| Instruction 1 |
In the records, rename "cell-hands" to "cell-hand-count" in the lines from the line with "totals-hands: 114 699 [173,215,217,229]" up to and including the line with "cell-net-won: $0,02 [260,194,291,209]". Return only those lines, with everything else left unchanged.

-- begin Passage --

# Where does Wilier Fall Into in Terms of Italian Cars?



## Arrwin (Apr 29, 2011)

*Where does Wilier Fall In Terms of Italian Cars?*

In terms of car speak, if... 

Colnago=Ferrari
Pinarello=Lambo
Wilier = ?

Other Italian brands?


----------



## rubbersoul (Mar 1, 2010)

wilier = fiat


----------



## steve90068 (Jul 29, 2009)

Alfa Romeo


----------



## Mapei (Feb 3, 2004)

Alfa Romeo or Lancia.
Bianchi is Fiat


----------



## rubbersoul (Mar 1, 2010)

what about cippolini frames? Are they lamborghini?


----------



## merckxman (Jan 23, 2002)

Maserati is still available (but don't confuse with Maserati bike brand...)


----------



## Erion929 (Jun 10, 2010)

World Champion Ballan, top sprinter Petacchi, and Giro d'Italia winner Cunego all have ridden Wilier to victories.....Fiat, huh? 

**


----------



## Mapei (Feb 3, 2004)

-- end Passage --

| Instruction 2 |
Duplicate the forum thread on Wilier from "what about cippolini" up to and including "Maserati bike brand...)", word for word.

-- begin Entries supplied --

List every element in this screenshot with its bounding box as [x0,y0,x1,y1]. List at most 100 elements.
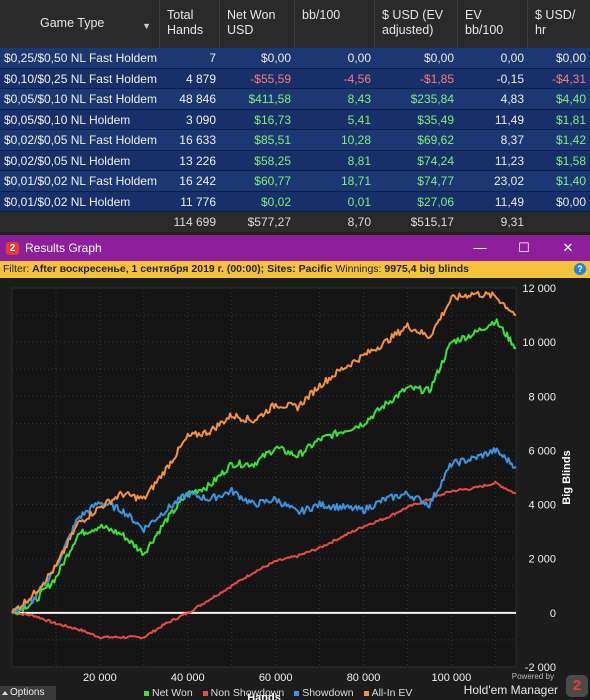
totals-hands: 114 699 [173,215,217,229]
cell-hands: 7 [209,51,216,65]
table-row[interactable]: $0,01/$0,02 NL Fast Holdem 16 242 $60,77 18… [0,171,590,192]
maximize-button[interactable]: ☐ [518,240,530,255]
cell-hands: 16 242 [179,174,216,188]
cell-usd-ev: $35,49 [417,112,454,127]
legend-item[interactable]: Non Showdown [202,686,284,700]
cell-net-won: $0,02 [260,194,291,209]
filter-bar: Filter: After воскресенье, 1 сентября 20… [0,261,590,278]
column-header-bb100[interactable]: bb/100 [295,0,375,48]
cell-net-won: $85,51 [254,133,291,147]
cell-hands: 11 776 [180,194,216,209]
cell-usd-hr: $1,40 [555,174,586,188]
cell-ev-bb100: 11,23 [494,153,524,168]
cell-net-won: -$55,59 [250,71,291,86]
totals-net: $577,27 [247,215,291,229]
column-header-usd-ev[interactable]: $ USD (EV adjusted) [375,0,458,48]
cell-usd-hr: $0,00 [555,194,586,209]
cell-game-type: $0,01/$0,02 NL Fast Holdem [4,174,157,188]
cell-hands: 3 090 [185,112,216,127]
results-chart: 20 000 40 000 60 000 80 000 100 000 -2 000 0 2 … [11,283,573,700]
chart-legend: Net Won Non Showdown Showdown All-In EV [144,686,412,700]
totals-usd-hr [528,212,590,232]
table-row[interactable]: $0,25/$0,50 NL Fast Holdem 7 $0,00 0,00 $0,0… [0,48,590,69]
column-header-label: Net Won [227,8,276,22]
options-button[interactable]: Options [0,686,56,700]
app-badge-icon: 2 [6,241,19,255]
cell-game-type: $0,25/$0,50 NL Fast Holdem [4,51,157,65]
legend-item[interactable]: Showdown [294,686,354,700]
column-header-label: EV [465,8,482,22]
cell-bb100: 5,41 [347,112,371,127]
column-header-label: bb/100 [302,8,341,22]
cell-ev-bb100: 4,83 [500,92,524,106]
cell-usd-hr: -$4,31 [551,71,586,86]
column-header-ev-bb100[interactable]: EV bb/100 [458,0,528,48]
results-graph: 20 000 40 000 60 000 80 000 100 000 -2 000 0 2 … [0,278,590,700]
winnings-value: 9975,4 big blinds [384,263,470,275]
legend-label: Net Won [152,687,193,699]
help-icon[interactable]: ? [574,263,586,275]
column-header-net-won[interactable]: Net Won USD [220,0,295,48]
table-row[interactable]: $0,01/$0,02 NL Holdem 11 776 $0,02 0,01 $27,… [0,191,590,212]
table-row[interactable]: $0,05/$0,10 NL Holdem 3 090 $16,73 5,41 $35,… [0,109,590,130]
legend-swatch [294,690,300,696]
column-header-total-hands[interactable]: Total Hands [160,0,220,48]
cell-game-type: $0,05/$0,10 NL Fast Holdem [4,92,157,106]
y-tick-label: 12 000 [522,283,556,295]
cell-hands: 4 879 [185,71,216,86]
y-tick-label: -2 000 [525,662,556,674]
brand-name: Hold'em Manager [463,683,558,697]
totals-usd-ev: $515,17 [410,215,454,229]
legend-item[interactable]: All-In EV [363,686,412,700]
cell-game-type: $0,05/$0,10 NL Holdem [4,112,131,127]
table-row[interactable]: $0,02/$0,05 NL Holdem 13 226 $58,25 8,81 $74… [0,150,590,171]
cell-usd-ev: -$1,85 [419,71,454,86]
sort-dropdown-icon[interactable]: ▼ [142,21,151,31]
column-header-label: bb/100 [465,23,504,37]
totals-ev-bb100: 9,31 [500,215,524,229]
y-tick-label: 8 000 [528,391,556,403]
cell-ev-bb100: 0,00 [500,51,524,65]
x-tick-label: 100 000 [432,672,472,684]
winnings-label: Winnings: [335,263,382,275]
x-tick-label: 40 000 [171,672,205,684]
column-header-label: Game Type [40,16,105,30]
cell-net-won: $0,00 [260,51,291,65]
legend-swatch [202,690,208,696]
cell-game-type: $0,01/$0,02 NL Holdem [4,194,131,209]
filter-label: Filter: [3,263,30,275]
window-titlebar[interactable]: 2 Results Graph — ☐ ✕ [0,235,590,261]
table-row[interactable]: $0,02/$0,05 NL Fast Holdem 16 633 $85,51 10… [0,130,590,151]
stats-table: Game Type ▼ Total Hands Net Won USD bb/100… [0,0,590,232]
cell-usd-hr: $1,42 [555,133,586,147]
legend-item[interactable]: Net Won [144,686,193,700]
window-controls: — ☐ ✕ [458,240,590,256]
column-header-usd-hr[interactable]: $ USD/hr [528,0,590,48]
table-row[interactable]: $0,05/$0,10 NL Fast Holdem 48 846 $411,58 8… [0,89,590,110]
y-axis-title: Big Blinds [561,450,573,504]
cell-net-won: $60,77 [254,174,291,188]
cell-ev-bb100: 23,02 [493,174,524,188]
cell-bb100: 0,00 [347,51,371,65]
x-tick-label: 60 000 [259,672,293,684]
y-tick-label: 6 000 [528,445,556,457]
column-header-label: hr [535,23,547,37]
close-button[interactable]: ✕ [562,240,574,255]
column-header-label: $ USD/ [535,8,576,22]
cell-hands: 48 846 [179,92,216,106]
minimize-button[interactable]: — [473,240,487,255]
table-body: $0,25/$0,50 NL Fast Holdem 7 $0,00 0,00 $0,0… [0,48,590,212]
legend-swatch [144,690,149,696]
cell-net-won: $58,25 [254,153,291,168]
cell-bb100: -4,56 [343,71,371,86]
cell-usd-hr: $0,00 [555,51,586,65]
cell-bb100: 8,43 [347,92,371,106]
x-axis-title: Hands [247,692,281,700]
table-row[interactable]: $0,10/$0,25 NL Fast Holdem 4 879 -$55,59 -4… [0,68,590,89]
column-header-game-type[interactable]: Game Type ▼ [0,0,160,48]
cell-bb100: 18,71 [340,174,371,188]
column-header-label: adjusted) [382,23,434,37]
bottom-bar: Options Net Won Non Showdown Showdown All-I… [0,672,590,700]
series-line-all-in-ev [11,290,517,614]
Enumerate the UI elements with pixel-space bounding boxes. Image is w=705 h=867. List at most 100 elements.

-- end Entries supplied --

| Response 1 |
totals-hands: 114 699 [173,215,217,229]
cell-hand-count: 7 [209,51,216,65]
table-row[interactable]: $0,01/$0,02 NL Fast Holdem 16 242 $60,77 18… [0,171,590,192]
maximize-button[interactable]: ☐ [518,240,530,255]
cell-hand-count: 16 242 [179,174,216,188]
cell-usd-ev: $35,49 [417,112,454,127]
legend-item[interactable]: Non Showdown [202,686,284,700]
cell-net-won: $0,02 [260,194,291,209]

| Response 2 |
what about cippolini frames? Are they lamborghini?


----------



## merckxman (Jan 23, 2002)

Maserati is still available (but don't confuse with Maserati bike brand...)